Data listing:
↓↓↓

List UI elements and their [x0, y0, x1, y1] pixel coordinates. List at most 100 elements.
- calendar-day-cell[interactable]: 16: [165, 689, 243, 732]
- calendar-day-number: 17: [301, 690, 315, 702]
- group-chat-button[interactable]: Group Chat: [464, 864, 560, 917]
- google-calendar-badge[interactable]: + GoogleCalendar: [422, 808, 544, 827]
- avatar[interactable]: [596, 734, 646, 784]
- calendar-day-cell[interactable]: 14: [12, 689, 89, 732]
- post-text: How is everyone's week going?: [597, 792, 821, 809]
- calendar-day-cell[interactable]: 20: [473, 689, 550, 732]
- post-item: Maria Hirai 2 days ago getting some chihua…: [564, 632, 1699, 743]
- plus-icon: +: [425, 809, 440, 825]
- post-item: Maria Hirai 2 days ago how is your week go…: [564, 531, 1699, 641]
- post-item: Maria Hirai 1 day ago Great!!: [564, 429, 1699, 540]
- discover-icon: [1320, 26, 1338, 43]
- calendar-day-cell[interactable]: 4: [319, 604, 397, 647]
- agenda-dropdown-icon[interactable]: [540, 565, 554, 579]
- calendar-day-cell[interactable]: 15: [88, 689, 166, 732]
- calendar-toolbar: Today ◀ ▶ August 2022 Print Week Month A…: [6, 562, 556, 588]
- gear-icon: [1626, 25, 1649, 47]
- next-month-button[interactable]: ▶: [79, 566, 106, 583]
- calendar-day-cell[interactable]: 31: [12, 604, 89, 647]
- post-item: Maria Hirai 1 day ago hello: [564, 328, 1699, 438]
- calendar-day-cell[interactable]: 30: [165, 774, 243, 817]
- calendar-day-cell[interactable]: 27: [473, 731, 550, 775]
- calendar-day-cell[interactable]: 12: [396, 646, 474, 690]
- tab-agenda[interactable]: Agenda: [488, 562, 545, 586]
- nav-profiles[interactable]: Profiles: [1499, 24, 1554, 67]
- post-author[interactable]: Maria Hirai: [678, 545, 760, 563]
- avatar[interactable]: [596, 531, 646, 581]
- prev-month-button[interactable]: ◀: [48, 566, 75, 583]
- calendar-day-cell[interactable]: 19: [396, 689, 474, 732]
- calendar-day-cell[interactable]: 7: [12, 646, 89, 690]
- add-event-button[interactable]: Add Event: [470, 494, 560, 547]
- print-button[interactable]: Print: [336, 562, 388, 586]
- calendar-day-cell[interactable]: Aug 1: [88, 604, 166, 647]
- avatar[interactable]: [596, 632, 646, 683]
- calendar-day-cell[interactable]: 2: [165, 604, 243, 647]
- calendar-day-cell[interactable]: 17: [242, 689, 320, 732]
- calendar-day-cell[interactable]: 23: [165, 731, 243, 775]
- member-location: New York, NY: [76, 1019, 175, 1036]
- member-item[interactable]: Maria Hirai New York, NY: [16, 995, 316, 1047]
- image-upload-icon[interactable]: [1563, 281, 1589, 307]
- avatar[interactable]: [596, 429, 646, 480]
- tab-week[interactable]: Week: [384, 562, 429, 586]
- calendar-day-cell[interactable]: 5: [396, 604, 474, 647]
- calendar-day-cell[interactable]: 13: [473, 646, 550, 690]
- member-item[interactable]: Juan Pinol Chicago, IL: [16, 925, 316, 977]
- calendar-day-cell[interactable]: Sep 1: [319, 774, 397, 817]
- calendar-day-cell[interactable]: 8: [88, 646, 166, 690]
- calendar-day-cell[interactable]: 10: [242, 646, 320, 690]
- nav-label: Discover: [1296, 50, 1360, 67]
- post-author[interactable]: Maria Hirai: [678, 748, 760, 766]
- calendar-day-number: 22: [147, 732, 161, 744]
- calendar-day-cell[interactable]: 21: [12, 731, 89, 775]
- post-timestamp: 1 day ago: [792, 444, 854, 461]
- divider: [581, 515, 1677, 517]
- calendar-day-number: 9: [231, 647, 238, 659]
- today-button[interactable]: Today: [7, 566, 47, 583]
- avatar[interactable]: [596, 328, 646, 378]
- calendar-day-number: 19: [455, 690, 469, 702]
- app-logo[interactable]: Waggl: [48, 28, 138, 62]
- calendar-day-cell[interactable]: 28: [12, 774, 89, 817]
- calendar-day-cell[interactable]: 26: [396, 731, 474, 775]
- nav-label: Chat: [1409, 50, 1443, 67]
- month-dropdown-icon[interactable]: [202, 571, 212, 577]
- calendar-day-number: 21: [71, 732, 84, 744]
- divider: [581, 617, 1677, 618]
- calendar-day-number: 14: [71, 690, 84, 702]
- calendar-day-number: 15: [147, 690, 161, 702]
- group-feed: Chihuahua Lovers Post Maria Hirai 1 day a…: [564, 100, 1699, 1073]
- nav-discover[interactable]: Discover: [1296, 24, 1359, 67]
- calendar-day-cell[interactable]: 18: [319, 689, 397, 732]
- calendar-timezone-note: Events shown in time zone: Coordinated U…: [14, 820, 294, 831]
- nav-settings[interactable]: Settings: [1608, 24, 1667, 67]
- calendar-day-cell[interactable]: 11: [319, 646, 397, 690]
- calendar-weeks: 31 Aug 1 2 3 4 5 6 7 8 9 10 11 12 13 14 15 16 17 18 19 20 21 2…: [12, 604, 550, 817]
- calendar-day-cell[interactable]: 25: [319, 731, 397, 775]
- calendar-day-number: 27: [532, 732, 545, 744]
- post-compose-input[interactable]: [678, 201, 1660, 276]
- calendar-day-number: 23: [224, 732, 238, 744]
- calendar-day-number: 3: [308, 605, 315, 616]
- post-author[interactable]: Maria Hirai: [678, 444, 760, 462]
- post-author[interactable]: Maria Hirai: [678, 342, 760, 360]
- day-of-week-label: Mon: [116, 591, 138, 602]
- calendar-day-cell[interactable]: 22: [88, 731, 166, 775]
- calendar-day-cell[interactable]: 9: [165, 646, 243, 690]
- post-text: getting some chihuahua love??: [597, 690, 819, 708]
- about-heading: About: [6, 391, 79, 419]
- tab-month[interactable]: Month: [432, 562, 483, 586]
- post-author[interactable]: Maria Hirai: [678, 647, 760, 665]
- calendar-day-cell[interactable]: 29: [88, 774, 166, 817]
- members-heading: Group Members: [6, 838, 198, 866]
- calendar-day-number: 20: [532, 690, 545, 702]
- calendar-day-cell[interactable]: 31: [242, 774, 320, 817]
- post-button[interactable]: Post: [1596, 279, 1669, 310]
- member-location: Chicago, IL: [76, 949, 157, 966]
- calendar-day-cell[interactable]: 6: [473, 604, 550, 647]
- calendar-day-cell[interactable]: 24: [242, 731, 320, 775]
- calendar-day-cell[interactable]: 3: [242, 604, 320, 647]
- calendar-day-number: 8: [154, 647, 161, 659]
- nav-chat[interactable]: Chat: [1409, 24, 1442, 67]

↑↑↑

[GIVEN INSTRUCTION]:
Set out every line of the material above as a Markdown table with the columns "Row" and "Entry", numbering the rows in order and omitting blank lines.

[EXERCISE RESPONSE]:
| Row | Entry |
|---|---|
| 1 | List UI elements and their [x0, y0, x1, y1] pixel coordinates. List at most 100 elements. |
| 2 | - calendar-day-cell[interactable]: 16: [165, 689, 243, 732] |
| 3 | - calendar-day-number: 17: [301, 690, 315, 702] |
| 4 | - group-chat-button[interactable]: Group Chat: [464, 864, 560, 917] |
| 5 | - google-calendar-badge[interactable]: + GoogleCalendar: [422, 808, 544, 827] |
| 6 | - avatar[interactable]: [596, 734, 646, 784] |
| 7 | - calendar-day-cell[interactable]: 14: [12, 689, 89, 732] |
| 8 | - post-text: How is everyone's week going?: [597, 792, 821, 809] |
| 9 | - calendar-day-cell[interactable]: 20: [473, 689, 550, 732] |
| 10 | - post-item: Maria Hirai 2 days ago getting some chihua…: [564, 632, 1699, 743] |
| 11 | - plus-icon: +: [425, 809, 440, 825] |
| 12 | - post-item: Maria Hirai 2 days ago how is your week go…: [564, 531, 1699, 641] |
| 13 | - post-item: Maria Hirai 1 day ago Great!!: [564, 429, 1699, 540] |
| 14 | - discover-icon: [1320, 26, 1338, 43] |
| 15 | - calendar-day-cell[interactable]: 4: [319, 604, 397, 647] |
| 16 | - agenda-dropdown-icon[interactable]: [540, 565, 554, 579] |
| 17 | - calendar-day-cell[interactable]: 15: [88, 689, 166, 732] |
| 18 | - calendar-toolbar: Today ◀ ▶ August 2022 Print Week Month A…: [6, 562, 556, 588] |
| 19 | - gear-icon: [1626, 25, 1649, 47] |
| 20 | - next-month-button[interactable]: ▶: [79, 566, 106, 583] |
| 21 | - calendar-day-cell[interactable]: 31: [12, 604, 89, 647] |
| 22 | - post-item: Maria Hirai 1 day ago hello: [564, 328, 1699, 438] |
| 23 | - calendar-day-cell[interactable]: 30: [165, 774, 243, 817] |
| 24 | - calendar-day-cell[interactable]: 27: [473, 731, 550, 775] |
| 25 | - calendar-day-cell[interactable]: 12: [396, 646, 474, 690] |
| 26 | - tab-agenda[interactable]: Agenda: [488, 562, 545, 586] |
| 27 | - nav-profiles[interactable]: Profiles: [1499, 24, 1554, 67] |
| 28 | - post-author[interactable]: Maria Hirai: [678, 545, 760, 563] |
| 29 | - avatar[interactable]: [596, 531, 646, 581] |
| 30 | - prev-month-button[interactable]: ◀: [48, 566, 75, 583] |
| 31 | - calendar-day-cell[interactable]: 19: [396, 689, 474, 732] |
| 32 | - calendar-day-cell[interactable]: 7: [12, 646, 89, 690] |
| 33 | - add-event-button[interactable]: Add Event: [470, 494, 560, 547] |
| 34 | - print-button[interactable]: Print: [336, 562, 388, 586] |
| 35 | - calendar-day-cell[interactable]: Aug 1: [88, 604, 166, 647] |
| 36 | - avatar[interactable]: [596, 632, 646, 683] |
| 37 | - calendar-day-cell[interactable]: 2: [165, 604, 243, 647] |
| 38 | - calendar-day-cell[interactable]: 17: [242, 689, 320, 732] |
| 39 | - calendar-day-cell[interactable]: 23: [165, 731, 243, 775] |
| 40 | - member-location: New York, NY: [76, 1019, 175, 1036] |
| 41 | - member-item[interactable]: Maria Hirai New York, NY: [16, 995, 316, 1047] |
| 42 | - image-upload-icon[interactable]: [1563, 281, 1589, 307] |
| 43 | - avatar[interactable]: [596, 429, 646, 480] |
| 44 | - tab-week[interactable]: Week: [384, 562, 429, 586] |
| 45 | - calendar-day-cell[interactable]: 5: [396, 604, 474, 647] |
| 46 | - calendar-day-cell[interactable]: 13: [473, 646, 550, 690] |
| 47 | - member-item[interactable]: Juan Pinol Chicago, IL: [16, 925, 316, 977] |
| 48 | - calendar-day-cell[interactable]: Sep 1: [319, 774, 397, 817] |
| 49 | - calendar-day-cell[interactable]: 8: [88, 646, 166, 690] |
| 50 | - calendar-day-cell[interactable]: 10: [242, 646, 320, 690] |
| 51 | - nav-label: Discover: [1296, 50, 1360, 67] |
| 52 | - post-author[interactable]: Maria Hirai: [678, 748, 760, 766] |
| 53 | - calendar-day-number: 22: [147, 732, 161, 744] |
| 54 | - calendar-day-cell[interactable]: 21: [12, 731, 89, 775] |
| 55 | - post-timestamp: 1 day ago: [792, 444, 854, 461] |
| 56 | - divider: [581, 515, 1677, 517] |
| 57 | - calendar-day-number: 9: [231, 647, 238, 659] |
| 58 | - today-button[interactable]: Today: [7, 566, 47, 583] |
| 59 | - avatar[interactable]: [596, 328, 646, 378] |
| 60 | - calendar-day-number: 19: [455, 690, 469, 702] |
| 61 | - app-logo[interactable]: Waggl: [48, 28, 138, 62] |
| 62 | - calendar-day-cell[interactable]: 28: [12, 774, 89, 817] |
| 63 | - calendar-day-cell[interactable]: 26: [396, 731, 474, 775] |
| 64 | - nav-label: Chat: [1409, 50, 1443, 67] |
| 65 | - month-dropdown-icon[interactable]: [202, 571, 212, 577] |
| 66 | - calendar-day-number: 21: [71, 732, 84, 744] |
| 67 | - divider: [581, 617, 1677, 618] |
| 68 | - calendar-day-number: 14: [71, 690, 84, 702] |
| 69 | - calendar-day-number: 15: [147, 690, 161, 702] |
| 70 | - group-feed: Chihuahua Lovers Post Maria Hirai 1 day a…: [564, 100, 1699, 1073] |
| 71 | - nav-discover[interactable]: Discover: [1296, 24, 1359, 67] |
| 72 | - calendar-day-cell[interactable]: 18: [319, 689, 397, 732] |
| 73 | - calendar-timezone-note: Events shown in time zone: Coordinated U…: [14, 820, 294, 831] |
| 74 | - nav-settings[interactable]: Settings: [1608, 24, 1667, 67] |
| 75 | - calendar-day-cell[interactable]: 11: [319, 646, 397, 690] |
| 76 | - calendar-weeks: 31 Aug 1 2 3 4 5 6 7 8 9 10 11 12 13 14 15 16 17 18 19 20 21 2…: [12, 604, 550, 817] |
| 77 | - calendar-day-cell[interactable]: 25: [319, 731, 397, 775] |
| 78 | - calendar-day-number: 27: [532, 732, 545, 744] |
| 79 | - post-compose-input[interactable]: [678, 201, 1660, 276] |
| 80 | - calendar-day-number: 23: [224, 732, 238, 744] |
| 81 | - calendar-day-number: 3: [308, 605, 315, 616] |
| 82 | - post-author[interactable]: Maria Hirai: [678, 444, 760, 462] |
| 83 | - post-author[interactable]: Maria Hirai: [678, 342, 760, 360] |
| 84 | - day-of-week-label: Mon: [116, 591, 138, 602] |
| 85 | - calendar-day-cell[interactable]: 22: [88, 731, 166, 775] |
| 86 | - calendar-day-cell[interactable]: 9: [165, 646, 243, 690] |
| 87 | - post-text: getting some chihuahua love??: [597, 690, 819, 708] |
| 88 | - about-heading: About: [6, 391, 79, 419] |
| 89 | - tab-month[interactable]: Month: [432, 562, 483, 586] |
| 90 | - post-author[interactable]: Maria Hirai: [678, 647, 760, 665] |
| 91 | - calendar-day-cell[interactable]: 29: [88, 774, 166, 817] |
| 92 | - members-heading: Group Members: [6, 838, 198, 866] |
| 93 | - calendar-day-number: 20: [532, 690, 545, 702] |
| 94 | - calendar-day-cell[interactable]: 31: [242, 774, 320, 817] |
| 95 | - post-button[interactable]: Post: [1596, 279, 1669, 310] |
| 96 | - member-location: Chicago, IL: [76, 949, 157, 966] |
| 97 | - calendar-day-cell[interactable]: 6: [473, 604, 550, 647] |
| 98 | - calendar-day-cell[interactable]: 24: [242, 731, 320, 775] |
| 99 | - calendar-day-cell[interactable]: 3: [242, 604, 320, 647] |
| 100 | - calendar-day-number: 8: [154, 647, 161, 659] |
| 101 | - nav-chat[interactable]: Chat: [1409, 24, 1442, 67] |